Requirements:
Copy every line of the data that includes the string "title".

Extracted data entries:

....

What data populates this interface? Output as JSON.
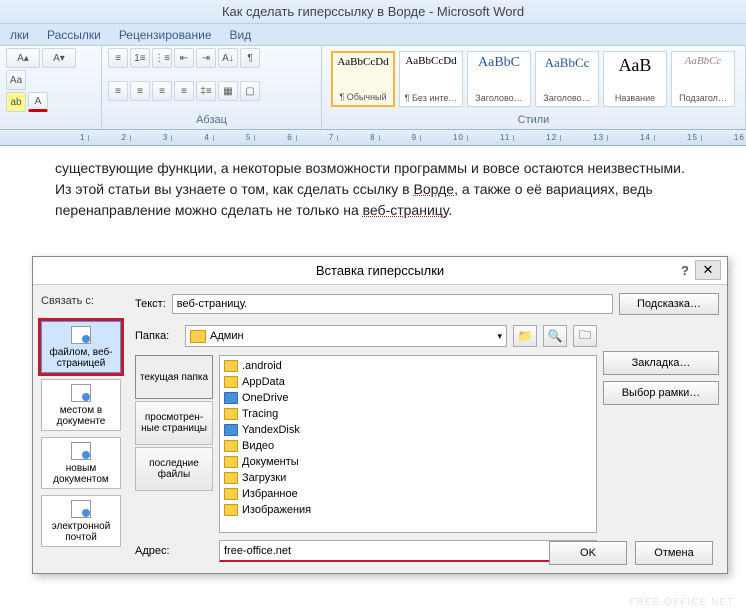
{
  "title": "Как сделать гиперссылку в Ворде - Microsoft Word",
  "ribbon_tabs": [
    "лки",
    "Рассылки",
    "Рецензирование",
    "Вид"
  ],
  "ribbon_groups": {
    "paragraph": "Абзац",
    "styles": "Стили"
  },
  "styles": [
    {
      "sample": "AaBbCcDd",
      "label": "¶ Обычный",
      "active": true
    },
    {
      "sample": "AaBbCcDd",
      "label": "¶ Без инте…",
      "active": false
    },
    {
      "sample": "AaBbC",
      "label": "Заголово…",
      "active": false
    },
    {
      "sample": "AaBbCc",
      "label": "Заголово…",
      "active": false
    },
    {
      "sample": "АаВ",
      "label": "Название",
      "active": false
    },
    {
      "sample": "AaBbCc",
      "label": "Подзагол…",
      "active": false
    }
  ],
  "ruler_marks": [
    "1",
    "2",
    "3",
    "4",
    "5",
    "6",
    "7",
    "8",
    "9",
    "10",
    "11",
    "12",
    "13",
    "14",
    "15",
    "16"
  ],
  "doc_lines": {
    "l1a": "существующие функции, а некоторые возможности программы и вовсе остаются неизвестными.",
    "l2a": "Из этой статьи вы узнаете о том, как сделать ссылку в ",
    "l2b": "Ворде",
    "l2c": ", а также о её вариациях, ведь",
    "l3a": "перенаправление можно сделать не только на ",
    "l3b": "веб-страницу",
    "l3c": "."
  },
  "dialog": {
    "title": "Вставка гиперссылки",
    "help": "?",
    "close": "✕",
    "linkto_label": "Связать с:",
    "text_label": "Текст:",
    "text_value": "веб-страницу.",
    "hint_btn": "Подсказка…",
    "linkto_items": [
      "файлом, веб-страницей",
      "местом в документе",
      "новым документом",
      "электронной почтой"
    ],
    "folder_label": "Папка:",
    "folder_value": "Админ",
    "browse_tabs": [
      "текущая папка",
      "просмотрен-ные страницы",
      "последние файлы"
    ],
    "files": [
      ".android",
      "AppData",
      "OneDrive",
      "Tracing",
      "YandexDisk",
      "Видео",
      "Документы",
      "Загрузки",
      "Избранное",
      "Изображения"
    ],
    "side_btns": [
      "Закладка…",
      "Выбор рамки…"
    ],
    "addr_label": "Адрес:",
    "addr_value": "free-office.net",
    "ok": "OK",
    "cancel": "Отмена"
  },
  "watermark": "FREE-OFFICE.NET"
}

....

Complete response:
  "title": "Как сделать гиперссылку в Ворде - Microsoft Word",
    "title": "Вставка гиперссылки",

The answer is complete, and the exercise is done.